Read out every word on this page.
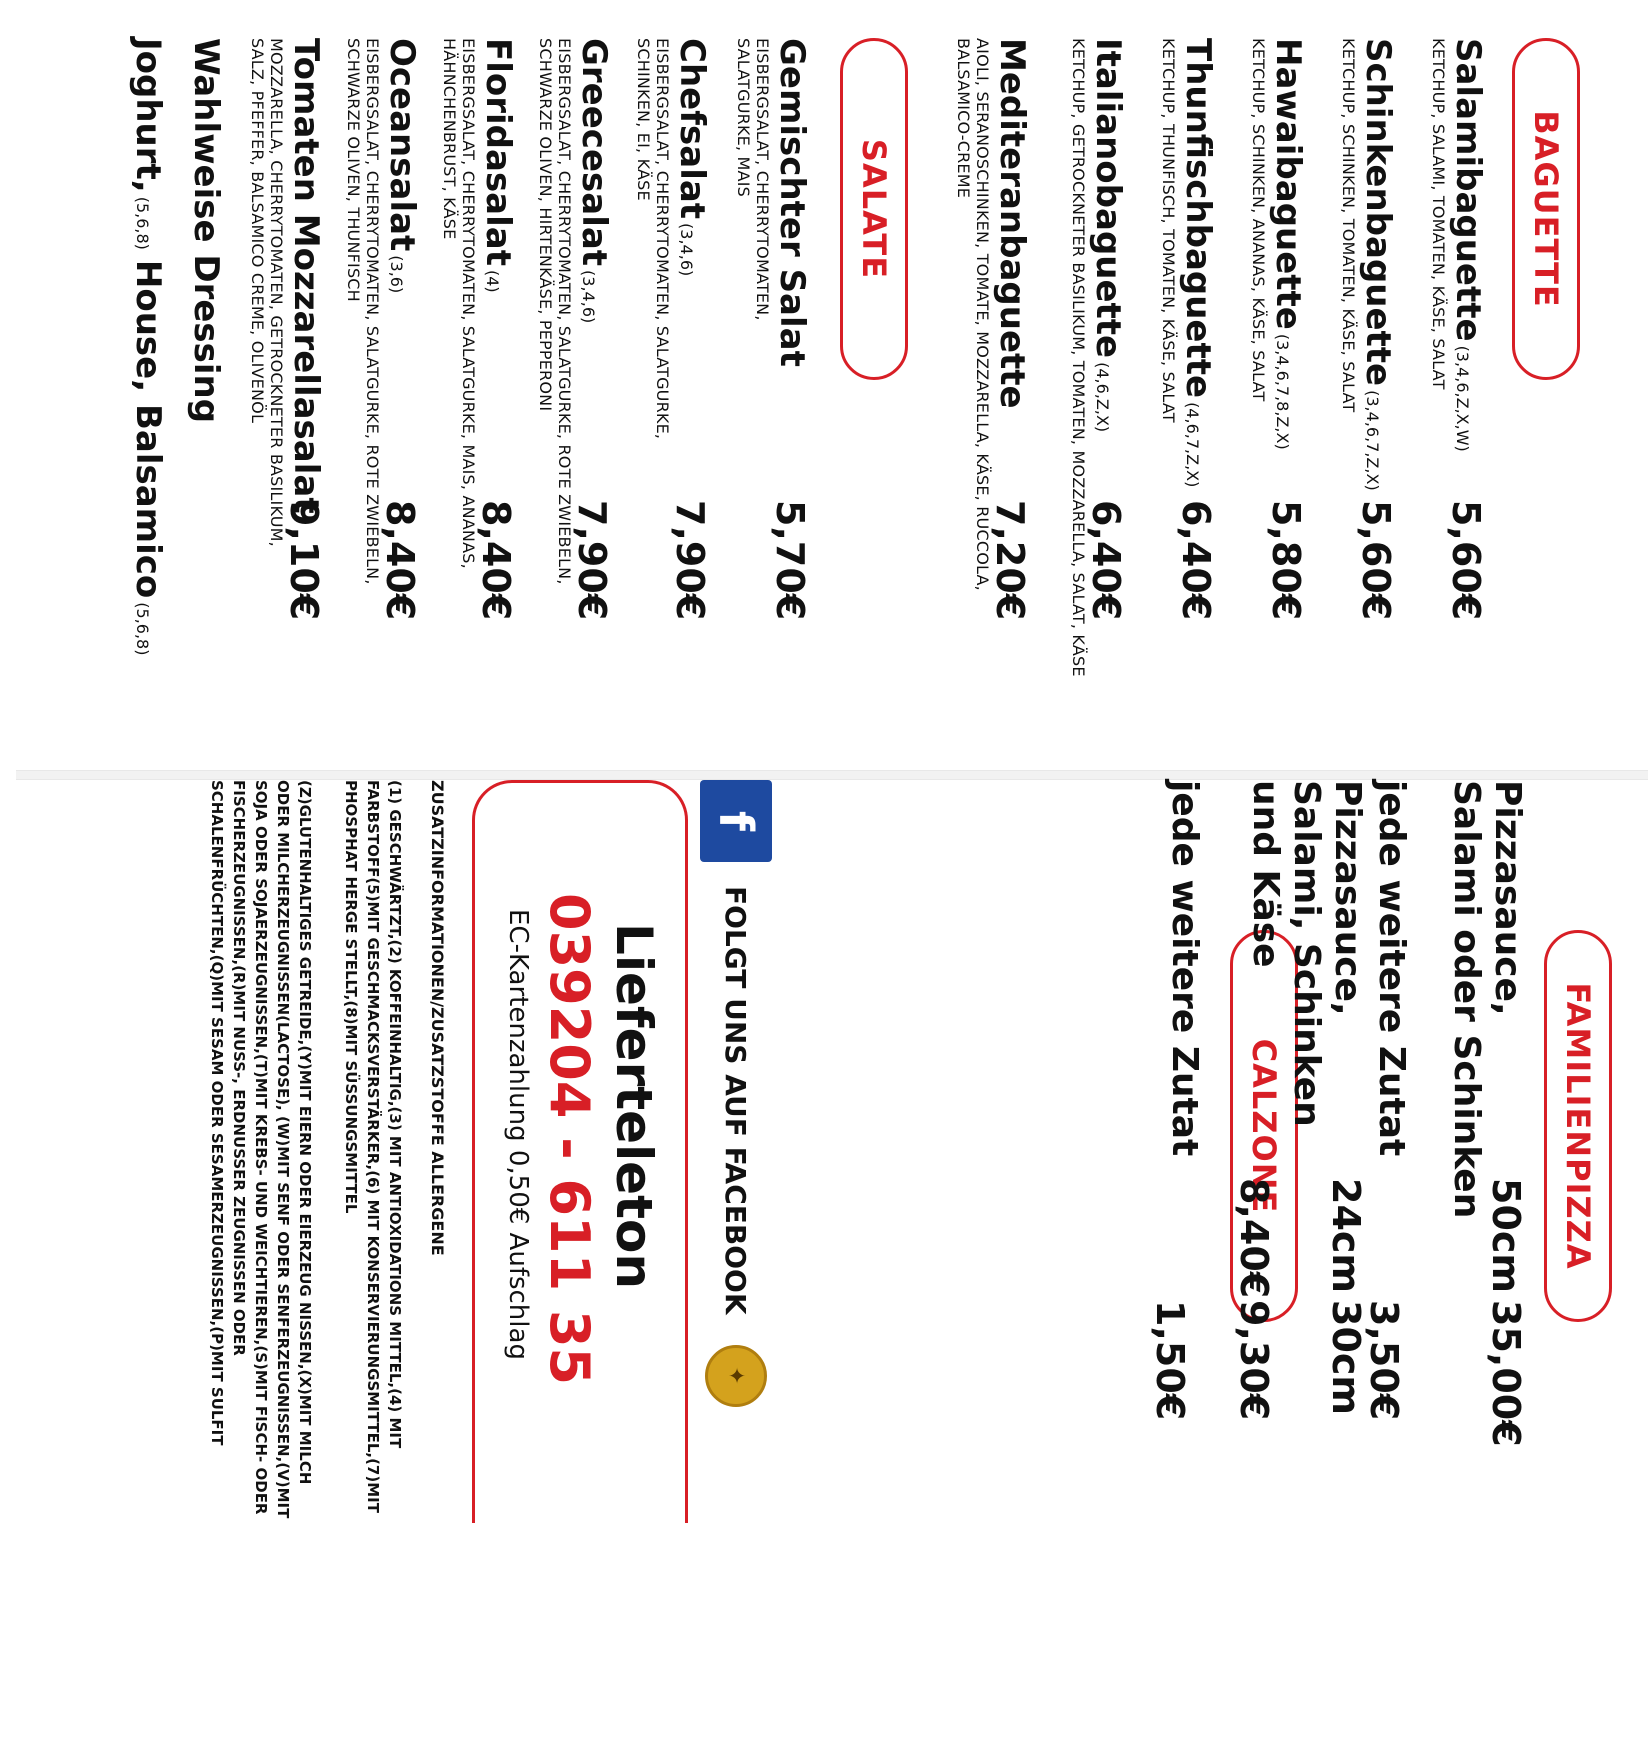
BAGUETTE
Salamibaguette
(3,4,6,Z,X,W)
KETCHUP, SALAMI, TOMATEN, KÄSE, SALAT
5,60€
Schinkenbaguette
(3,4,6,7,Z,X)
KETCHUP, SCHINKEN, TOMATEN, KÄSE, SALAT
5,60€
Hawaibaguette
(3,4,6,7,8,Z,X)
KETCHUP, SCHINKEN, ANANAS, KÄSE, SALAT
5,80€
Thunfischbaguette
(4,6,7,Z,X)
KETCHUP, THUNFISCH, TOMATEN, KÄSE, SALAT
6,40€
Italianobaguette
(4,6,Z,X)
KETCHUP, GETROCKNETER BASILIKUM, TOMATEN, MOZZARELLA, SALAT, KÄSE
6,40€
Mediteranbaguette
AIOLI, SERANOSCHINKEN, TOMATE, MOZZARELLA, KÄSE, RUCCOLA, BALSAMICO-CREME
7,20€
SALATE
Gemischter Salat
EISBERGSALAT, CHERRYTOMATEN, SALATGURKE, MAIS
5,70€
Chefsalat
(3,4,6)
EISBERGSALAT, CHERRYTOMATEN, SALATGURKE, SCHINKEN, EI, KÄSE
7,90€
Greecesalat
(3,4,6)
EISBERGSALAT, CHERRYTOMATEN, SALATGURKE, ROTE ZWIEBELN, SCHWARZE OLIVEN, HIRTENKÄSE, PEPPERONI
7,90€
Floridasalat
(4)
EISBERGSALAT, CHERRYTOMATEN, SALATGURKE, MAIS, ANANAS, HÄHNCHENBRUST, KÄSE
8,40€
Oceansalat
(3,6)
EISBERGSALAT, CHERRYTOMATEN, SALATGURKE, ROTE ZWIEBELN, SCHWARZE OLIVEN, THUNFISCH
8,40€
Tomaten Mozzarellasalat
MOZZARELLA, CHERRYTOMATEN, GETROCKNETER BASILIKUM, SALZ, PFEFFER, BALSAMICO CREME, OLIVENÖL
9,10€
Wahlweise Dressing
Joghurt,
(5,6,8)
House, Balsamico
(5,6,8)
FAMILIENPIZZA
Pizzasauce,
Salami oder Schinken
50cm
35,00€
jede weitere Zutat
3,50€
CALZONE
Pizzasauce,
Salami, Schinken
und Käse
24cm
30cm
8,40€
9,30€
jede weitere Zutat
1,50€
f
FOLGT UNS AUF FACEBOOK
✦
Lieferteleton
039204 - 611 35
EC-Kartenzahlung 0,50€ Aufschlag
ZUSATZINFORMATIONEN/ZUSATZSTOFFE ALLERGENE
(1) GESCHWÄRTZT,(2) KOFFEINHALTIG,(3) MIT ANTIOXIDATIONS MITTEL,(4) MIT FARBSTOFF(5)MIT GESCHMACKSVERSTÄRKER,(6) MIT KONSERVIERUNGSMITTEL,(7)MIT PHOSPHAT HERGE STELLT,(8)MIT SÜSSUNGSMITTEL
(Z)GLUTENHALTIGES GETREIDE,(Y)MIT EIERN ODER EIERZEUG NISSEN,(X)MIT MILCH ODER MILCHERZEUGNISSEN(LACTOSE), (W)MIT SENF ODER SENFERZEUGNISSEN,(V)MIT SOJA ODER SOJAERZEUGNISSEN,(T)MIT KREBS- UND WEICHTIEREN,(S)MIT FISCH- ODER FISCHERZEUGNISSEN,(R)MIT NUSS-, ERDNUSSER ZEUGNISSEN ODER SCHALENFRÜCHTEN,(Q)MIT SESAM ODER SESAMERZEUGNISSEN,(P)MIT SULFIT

********

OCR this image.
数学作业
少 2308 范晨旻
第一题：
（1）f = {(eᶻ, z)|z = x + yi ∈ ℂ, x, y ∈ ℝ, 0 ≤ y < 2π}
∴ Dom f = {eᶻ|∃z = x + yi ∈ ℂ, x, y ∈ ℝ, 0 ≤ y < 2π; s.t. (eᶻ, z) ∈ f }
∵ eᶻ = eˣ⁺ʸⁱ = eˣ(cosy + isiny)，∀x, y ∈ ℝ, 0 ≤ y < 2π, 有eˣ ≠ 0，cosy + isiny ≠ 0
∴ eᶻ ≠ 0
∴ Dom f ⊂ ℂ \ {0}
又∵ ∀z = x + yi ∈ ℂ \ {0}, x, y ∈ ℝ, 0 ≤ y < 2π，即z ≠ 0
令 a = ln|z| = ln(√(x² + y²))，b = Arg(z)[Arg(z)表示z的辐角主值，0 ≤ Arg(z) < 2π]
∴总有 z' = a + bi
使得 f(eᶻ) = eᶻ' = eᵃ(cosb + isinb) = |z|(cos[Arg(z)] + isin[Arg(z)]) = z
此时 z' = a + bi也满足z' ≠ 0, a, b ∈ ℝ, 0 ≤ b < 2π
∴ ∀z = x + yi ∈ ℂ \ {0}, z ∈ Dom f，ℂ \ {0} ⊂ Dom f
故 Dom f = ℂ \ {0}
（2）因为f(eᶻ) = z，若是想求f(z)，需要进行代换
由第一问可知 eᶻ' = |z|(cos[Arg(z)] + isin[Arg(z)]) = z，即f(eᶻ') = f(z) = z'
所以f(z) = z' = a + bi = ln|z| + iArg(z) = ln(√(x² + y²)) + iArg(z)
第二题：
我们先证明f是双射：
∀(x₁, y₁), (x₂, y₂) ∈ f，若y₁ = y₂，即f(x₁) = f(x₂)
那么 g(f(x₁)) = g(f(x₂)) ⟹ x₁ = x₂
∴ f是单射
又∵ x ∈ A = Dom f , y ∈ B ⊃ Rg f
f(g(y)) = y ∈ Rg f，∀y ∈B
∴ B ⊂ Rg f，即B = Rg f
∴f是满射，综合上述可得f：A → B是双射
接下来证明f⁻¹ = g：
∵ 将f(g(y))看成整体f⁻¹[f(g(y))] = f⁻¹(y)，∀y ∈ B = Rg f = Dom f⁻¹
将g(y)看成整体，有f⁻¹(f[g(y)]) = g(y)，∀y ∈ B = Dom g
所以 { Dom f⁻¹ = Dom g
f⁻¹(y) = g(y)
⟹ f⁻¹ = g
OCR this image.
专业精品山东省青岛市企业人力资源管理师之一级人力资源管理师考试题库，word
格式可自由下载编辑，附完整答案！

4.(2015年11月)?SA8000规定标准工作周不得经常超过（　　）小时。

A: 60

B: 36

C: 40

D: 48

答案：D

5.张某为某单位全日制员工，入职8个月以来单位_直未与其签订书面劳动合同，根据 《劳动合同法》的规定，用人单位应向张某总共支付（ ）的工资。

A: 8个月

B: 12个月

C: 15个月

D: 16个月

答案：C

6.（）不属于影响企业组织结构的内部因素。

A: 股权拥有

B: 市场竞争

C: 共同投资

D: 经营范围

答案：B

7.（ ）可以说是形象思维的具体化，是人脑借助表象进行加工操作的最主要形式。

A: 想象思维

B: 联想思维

********

TASK OBJECTIVE:
Which lines contain "ZWIEBELN"? Copy each of them out.

CORRECT OUTPUT:
EISBERGSALAT, CHERRYTOMATEN, SALATGURKE, ROTE ZWIEBELN, SCHWARZE OLIVEN, HIRTENKÄSE, PEPPERONI
EISBERGSALAT, CHERRYTOMATEN, SALATGURKE, ROTE ZWIEBELN, SCHWARZE OLIVEN, THUNFISCH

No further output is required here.